┌────────

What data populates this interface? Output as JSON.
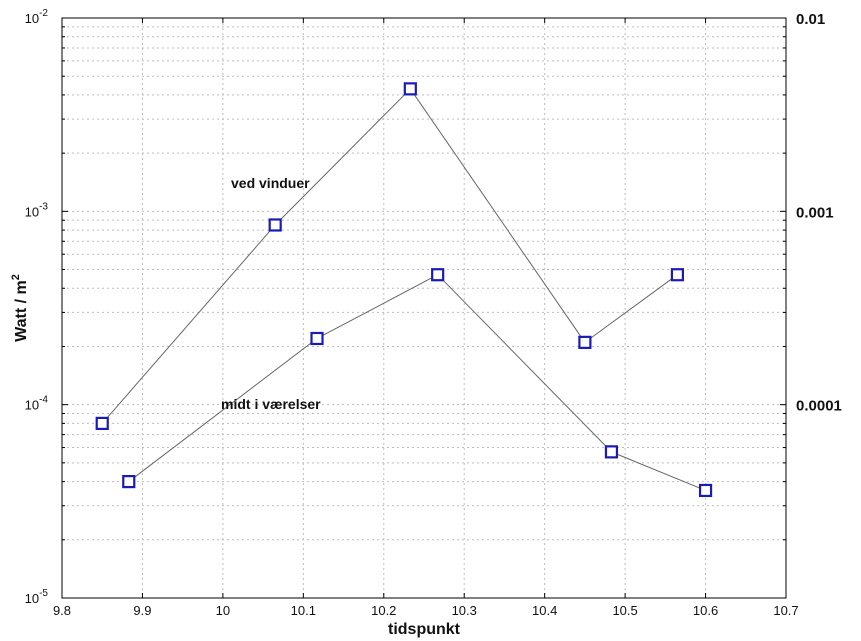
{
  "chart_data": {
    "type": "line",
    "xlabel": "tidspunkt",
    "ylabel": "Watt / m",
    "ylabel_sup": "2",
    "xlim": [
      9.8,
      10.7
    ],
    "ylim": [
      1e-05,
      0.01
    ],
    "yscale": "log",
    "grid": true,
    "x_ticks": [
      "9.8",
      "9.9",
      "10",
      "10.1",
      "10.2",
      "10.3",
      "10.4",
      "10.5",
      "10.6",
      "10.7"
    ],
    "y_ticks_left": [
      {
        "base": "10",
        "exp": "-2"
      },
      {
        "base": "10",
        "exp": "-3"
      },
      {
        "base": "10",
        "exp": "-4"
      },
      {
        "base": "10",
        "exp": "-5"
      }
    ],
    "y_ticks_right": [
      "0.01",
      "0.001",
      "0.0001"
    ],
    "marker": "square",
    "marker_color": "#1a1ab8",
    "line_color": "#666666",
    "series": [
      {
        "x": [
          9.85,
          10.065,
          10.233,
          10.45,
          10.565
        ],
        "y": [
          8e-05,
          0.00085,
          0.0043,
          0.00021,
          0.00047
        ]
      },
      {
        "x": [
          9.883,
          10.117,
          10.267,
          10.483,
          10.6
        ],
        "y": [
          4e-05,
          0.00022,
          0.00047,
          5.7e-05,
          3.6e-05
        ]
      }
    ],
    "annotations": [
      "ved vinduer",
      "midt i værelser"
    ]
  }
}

└────────
┌────────

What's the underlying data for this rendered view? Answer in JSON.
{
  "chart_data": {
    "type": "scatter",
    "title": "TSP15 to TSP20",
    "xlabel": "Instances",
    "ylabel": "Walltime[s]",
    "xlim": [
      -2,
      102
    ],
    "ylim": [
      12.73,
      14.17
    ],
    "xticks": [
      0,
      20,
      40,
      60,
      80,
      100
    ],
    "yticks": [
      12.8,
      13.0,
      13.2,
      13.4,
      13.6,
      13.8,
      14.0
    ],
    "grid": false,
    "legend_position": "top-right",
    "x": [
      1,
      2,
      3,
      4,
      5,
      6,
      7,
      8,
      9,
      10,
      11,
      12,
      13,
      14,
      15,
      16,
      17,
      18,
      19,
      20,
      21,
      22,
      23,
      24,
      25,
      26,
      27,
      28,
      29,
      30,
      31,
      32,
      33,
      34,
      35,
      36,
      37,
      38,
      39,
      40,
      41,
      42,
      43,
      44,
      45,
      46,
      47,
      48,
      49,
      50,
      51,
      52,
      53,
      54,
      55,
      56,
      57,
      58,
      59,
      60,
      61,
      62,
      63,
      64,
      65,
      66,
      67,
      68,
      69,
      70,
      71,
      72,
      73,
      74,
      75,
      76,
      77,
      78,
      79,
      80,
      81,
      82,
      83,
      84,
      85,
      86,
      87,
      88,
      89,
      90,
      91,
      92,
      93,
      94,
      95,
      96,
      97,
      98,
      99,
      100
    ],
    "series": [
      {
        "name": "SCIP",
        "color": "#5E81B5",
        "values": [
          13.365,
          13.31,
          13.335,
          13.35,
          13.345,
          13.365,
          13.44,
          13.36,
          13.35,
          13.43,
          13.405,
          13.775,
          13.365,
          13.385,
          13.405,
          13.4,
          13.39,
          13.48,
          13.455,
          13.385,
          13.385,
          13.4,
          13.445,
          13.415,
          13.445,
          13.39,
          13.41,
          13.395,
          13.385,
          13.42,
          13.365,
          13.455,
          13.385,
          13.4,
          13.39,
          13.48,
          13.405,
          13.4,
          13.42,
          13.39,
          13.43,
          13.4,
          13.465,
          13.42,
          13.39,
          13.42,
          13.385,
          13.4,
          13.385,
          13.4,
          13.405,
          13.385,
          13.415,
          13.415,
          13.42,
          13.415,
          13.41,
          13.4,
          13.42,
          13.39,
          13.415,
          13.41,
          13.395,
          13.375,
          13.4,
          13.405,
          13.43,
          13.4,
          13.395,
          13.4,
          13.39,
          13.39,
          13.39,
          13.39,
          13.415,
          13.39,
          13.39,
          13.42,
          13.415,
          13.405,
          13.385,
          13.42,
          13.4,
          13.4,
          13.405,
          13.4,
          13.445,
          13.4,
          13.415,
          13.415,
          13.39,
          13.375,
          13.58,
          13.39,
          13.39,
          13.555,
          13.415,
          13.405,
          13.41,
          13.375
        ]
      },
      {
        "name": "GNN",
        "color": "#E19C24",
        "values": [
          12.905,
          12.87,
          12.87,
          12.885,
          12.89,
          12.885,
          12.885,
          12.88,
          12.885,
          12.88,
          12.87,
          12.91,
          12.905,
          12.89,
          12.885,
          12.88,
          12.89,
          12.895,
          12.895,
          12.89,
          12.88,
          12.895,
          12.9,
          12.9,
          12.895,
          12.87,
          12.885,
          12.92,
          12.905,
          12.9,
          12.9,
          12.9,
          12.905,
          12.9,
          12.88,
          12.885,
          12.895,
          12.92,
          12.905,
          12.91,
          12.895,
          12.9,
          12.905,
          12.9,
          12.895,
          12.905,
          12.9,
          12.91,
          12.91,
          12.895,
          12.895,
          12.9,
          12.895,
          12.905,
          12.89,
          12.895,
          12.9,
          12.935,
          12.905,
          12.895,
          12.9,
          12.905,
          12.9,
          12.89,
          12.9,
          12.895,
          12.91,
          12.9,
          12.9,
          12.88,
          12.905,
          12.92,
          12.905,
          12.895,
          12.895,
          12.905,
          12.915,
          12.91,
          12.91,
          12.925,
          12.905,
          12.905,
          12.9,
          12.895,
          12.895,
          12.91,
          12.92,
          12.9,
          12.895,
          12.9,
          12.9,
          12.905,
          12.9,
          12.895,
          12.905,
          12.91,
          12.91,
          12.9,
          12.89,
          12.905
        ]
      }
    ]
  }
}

└────────

[Stated goal]
How many lines in the records above hold the word "this"? Give only the number.

[Exercise answer]
2